Exercise instructions: Present the data once more in exactly its original form.

Data entries:
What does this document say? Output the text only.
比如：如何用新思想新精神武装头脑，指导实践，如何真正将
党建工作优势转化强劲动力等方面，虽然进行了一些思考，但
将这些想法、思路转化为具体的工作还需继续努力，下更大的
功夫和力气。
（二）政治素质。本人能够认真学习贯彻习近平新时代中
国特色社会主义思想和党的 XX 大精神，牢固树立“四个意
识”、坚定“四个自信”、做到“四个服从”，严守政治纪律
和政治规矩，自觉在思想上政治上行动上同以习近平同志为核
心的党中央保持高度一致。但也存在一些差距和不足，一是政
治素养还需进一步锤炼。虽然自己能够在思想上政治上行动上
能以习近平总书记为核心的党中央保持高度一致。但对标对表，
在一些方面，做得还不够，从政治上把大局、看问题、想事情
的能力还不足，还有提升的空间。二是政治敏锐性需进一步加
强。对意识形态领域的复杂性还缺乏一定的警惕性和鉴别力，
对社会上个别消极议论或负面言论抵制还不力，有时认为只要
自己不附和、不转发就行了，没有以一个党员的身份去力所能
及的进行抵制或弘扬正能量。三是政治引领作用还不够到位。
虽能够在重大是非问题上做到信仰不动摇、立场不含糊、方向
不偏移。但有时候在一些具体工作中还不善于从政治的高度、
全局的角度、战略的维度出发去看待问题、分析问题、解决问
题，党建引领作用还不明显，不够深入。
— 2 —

Answer in full:
What does this document say? Output the text only.
比如：如何用新思想新精神武装头脑，指导实践，如何真正将
党建工作优势转化强劲动力等方面，虽然进行了一些思考，但
将这些想法、思路转化为具体的工作还需继续努力，下更大的
功夫和力气。
（二）政治素质。本人能够认真学习贯彻习近平新时代中
国特色社会主义思想和党的 XX 大精神，牢固树立“四个意
识”、坚定“四个自信”、做到“四个服从”，严守政治纪律
和政治规矩，自觉在思想上政治上行动上同以习近平同志为核
心的党中央保持高度一致。但也存在一些差距和不足，一是政
治素养还需进一步锤炼。虽然自己能够在思想上政治上行动上
能以习近平总书记为核心的党中央保持高度一致。但对标对表，
在一些方面，做得还不够，从政治上把大局、看问题、想事情
的能力还不足，还有提升的空间。二是政治敏锐性需进一步加
强。对意识形态领域的复杂性还缺乏一定的警惕性和鉴别力，
对社会上个别消极议论或负面言论抵制还不力，有时认为只要
自己不附和、不转发就行了，没有以一个党员的身份去力所能
及的进行抵制或弘扬正能量。三是政治引领作用还不够到位。
虽能够在重大是非问题上做到信仰不动摇、立场不含糊、方向
不偏移。但有时候在一些具体工作中还不善于从政治的高度、
全局的角度、战略的维度出发去看待问题、分析问题、解决问
题，党建引领作用还不明显，不够深入。
— 2 —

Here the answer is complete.